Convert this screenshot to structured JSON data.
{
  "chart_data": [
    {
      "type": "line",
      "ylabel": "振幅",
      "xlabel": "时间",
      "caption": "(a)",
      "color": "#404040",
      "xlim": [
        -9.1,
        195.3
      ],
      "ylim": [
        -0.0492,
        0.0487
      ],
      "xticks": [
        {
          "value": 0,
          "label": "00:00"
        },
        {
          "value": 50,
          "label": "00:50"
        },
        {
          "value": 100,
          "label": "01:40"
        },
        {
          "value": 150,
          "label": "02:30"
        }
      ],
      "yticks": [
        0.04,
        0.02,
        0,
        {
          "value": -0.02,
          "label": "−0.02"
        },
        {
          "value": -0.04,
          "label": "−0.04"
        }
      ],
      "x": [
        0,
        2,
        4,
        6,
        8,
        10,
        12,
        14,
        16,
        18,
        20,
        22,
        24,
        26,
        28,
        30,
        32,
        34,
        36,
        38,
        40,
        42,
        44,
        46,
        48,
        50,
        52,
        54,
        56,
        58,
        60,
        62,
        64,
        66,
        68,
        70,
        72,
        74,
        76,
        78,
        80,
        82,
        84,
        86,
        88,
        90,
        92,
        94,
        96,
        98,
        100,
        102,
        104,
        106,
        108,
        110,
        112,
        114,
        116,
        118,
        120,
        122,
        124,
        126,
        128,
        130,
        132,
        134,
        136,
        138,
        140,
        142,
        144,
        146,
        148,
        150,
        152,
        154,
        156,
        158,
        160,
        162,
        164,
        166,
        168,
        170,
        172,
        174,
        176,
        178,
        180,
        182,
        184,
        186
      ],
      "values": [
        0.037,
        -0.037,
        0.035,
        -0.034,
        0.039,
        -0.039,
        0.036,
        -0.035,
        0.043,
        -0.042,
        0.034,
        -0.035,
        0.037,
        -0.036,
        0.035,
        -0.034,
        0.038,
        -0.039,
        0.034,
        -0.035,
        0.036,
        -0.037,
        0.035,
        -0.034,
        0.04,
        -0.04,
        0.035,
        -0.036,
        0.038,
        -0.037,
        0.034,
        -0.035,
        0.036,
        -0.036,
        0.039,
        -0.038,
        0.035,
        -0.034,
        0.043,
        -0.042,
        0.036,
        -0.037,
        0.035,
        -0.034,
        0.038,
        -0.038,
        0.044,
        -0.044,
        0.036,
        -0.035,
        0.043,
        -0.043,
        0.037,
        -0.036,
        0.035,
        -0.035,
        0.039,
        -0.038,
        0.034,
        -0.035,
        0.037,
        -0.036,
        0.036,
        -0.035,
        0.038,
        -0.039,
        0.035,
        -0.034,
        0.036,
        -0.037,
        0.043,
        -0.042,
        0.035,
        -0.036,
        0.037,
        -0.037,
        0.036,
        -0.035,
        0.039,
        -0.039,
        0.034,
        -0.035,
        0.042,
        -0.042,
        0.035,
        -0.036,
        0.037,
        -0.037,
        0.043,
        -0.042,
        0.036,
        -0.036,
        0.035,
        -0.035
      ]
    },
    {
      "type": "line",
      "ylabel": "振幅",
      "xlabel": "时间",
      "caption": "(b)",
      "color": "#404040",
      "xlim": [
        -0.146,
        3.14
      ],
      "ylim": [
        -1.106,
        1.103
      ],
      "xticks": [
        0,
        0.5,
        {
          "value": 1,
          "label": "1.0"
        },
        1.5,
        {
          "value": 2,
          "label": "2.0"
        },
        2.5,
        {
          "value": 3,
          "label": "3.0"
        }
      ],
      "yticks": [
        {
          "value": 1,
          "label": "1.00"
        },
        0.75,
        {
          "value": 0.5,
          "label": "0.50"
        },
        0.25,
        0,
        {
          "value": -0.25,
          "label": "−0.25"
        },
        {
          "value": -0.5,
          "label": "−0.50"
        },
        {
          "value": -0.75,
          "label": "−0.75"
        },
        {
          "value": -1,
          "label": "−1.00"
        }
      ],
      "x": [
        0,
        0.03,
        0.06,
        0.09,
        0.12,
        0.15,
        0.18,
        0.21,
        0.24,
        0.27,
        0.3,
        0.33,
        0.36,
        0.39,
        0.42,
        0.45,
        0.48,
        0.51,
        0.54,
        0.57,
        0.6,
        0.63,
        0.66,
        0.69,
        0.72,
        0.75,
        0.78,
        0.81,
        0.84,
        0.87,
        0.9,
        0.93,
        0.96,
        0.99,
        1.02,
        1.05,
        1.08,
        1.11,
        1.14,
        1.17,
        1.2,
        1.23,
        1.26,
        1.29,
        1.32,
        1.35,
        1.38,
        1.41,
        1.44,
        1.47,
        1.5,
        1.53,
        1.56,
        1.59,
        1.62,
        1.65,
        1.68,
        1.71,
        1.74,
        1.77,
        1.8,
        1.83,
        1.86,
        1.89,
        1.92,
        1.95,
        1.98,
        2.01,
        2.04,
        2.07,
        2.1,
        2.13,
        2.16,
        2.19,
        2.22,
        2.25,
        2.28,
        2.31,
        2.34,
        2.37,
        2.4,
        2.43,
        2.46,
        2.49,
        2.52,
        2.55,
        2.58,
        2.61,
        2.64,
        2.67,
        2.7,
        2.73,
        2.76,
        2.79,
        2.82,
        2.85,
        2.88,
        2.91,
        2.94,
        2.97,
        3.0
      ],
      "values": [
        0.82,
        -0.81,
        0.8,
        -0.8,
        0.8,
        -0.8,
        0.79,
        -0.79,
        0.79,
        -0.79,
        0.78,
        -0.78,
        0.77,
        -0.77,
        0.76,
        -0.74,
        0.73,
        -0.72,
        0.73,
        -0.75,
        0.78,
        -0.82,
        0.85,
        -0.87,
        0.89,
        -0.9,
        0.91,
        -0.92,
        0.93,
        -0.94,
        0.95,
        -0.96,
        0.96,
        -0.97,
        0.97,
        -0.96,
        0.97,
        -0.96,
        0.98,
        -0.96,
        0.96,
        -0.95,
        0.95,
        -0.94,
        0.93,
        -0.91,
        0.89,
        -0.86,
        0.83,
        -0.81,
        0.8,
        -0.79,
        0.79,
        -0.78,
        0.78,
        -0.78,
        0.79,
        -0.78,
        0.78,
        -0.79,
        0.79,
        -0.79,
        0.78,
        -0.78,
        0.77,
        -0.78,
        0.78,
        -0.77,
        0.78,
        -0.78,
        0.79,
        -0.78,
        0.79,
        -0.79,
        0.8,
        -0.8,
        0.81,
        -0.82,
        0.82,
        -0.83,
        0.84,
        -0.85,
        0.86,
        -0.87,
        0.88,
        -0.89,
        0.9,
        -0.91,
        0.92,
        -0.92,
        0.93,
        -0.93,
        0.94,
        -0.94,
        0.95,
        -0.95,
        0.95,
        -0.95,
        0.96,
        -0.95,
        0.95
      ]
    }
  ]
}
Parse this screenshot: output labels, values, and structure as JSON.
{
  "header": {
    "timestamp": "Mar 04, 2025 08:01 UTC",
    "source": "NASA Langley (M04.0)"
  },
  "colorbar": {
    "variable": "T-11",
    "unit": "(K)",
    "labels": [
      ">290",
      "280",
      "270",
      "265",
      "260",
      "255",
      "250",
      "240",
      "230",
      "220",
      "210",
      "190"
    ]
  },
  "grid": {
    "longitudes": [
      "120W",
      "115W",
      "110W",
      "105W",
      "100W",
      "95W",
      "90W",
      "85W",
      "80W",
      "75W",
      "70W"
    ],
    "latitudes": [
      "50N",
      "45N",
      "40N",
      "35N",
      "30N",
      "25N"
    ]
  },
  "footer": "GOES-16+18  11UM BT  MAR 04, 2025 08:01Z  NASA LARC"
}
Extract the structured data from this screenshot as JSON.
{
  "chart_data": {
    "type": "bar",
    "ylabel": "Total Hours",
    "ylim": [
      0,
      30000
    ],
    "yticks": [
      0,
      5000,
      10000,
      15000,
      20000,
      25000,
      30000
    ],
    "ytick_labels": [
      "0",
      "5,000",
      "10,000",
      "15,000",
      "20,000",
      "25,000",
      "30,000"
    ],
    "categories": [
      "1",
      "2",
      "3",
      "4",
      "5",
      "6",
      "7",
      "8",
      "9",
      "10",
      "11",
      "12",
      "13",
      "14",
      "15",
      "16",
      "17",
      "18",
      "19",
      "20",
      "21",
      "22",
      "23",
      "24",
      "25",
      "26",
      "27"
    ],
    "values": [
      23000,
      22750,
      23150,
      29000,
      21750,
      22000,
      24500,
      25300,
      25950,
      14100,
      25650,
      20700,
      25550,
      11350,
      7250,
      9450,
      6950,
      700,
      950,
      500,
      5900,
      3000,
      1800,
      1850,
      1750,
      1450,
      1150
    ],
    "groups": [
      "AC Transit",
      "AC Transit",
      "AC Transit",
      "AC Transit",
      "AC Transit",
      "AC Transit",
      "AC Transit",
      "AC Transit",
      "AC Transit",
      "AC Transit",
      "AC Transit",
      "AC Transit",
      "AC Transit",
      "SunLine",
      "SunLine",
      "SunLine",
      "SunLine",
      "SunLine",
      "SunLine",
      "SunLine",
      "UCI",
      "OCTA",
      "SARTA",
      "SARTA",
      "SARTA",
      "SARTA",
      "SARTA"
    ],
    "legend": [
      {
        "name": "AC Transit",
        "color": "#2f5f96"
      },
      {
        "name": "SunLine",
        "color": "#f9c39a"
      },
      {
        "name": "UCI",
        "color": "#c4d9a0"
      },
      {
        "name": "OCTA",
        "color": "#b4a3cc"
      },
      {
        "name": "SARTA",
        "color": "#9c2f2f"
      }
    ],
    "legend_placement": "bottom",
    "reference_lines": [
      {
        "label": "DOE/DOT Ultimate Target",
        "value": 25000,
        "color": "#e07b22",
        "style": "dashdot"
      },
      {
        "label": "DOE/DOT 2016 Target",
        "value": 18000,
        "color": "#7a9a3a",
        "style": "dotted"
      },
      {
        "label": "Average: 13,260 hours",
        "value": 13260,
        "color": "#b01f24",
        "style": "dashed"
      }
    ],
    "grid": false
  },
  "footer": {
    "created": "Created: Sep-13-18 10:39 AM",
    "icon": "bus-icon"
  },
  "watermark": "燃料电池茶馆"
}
------------
Stated exercise
Check every line for "JSON" and show the ones that have it.

Response to the task
Convert this screenshot to structured JSON data.
Parse this screenshot: output labels, values, and structure as JSON.
Extract the structured data from this screenshot as JSON.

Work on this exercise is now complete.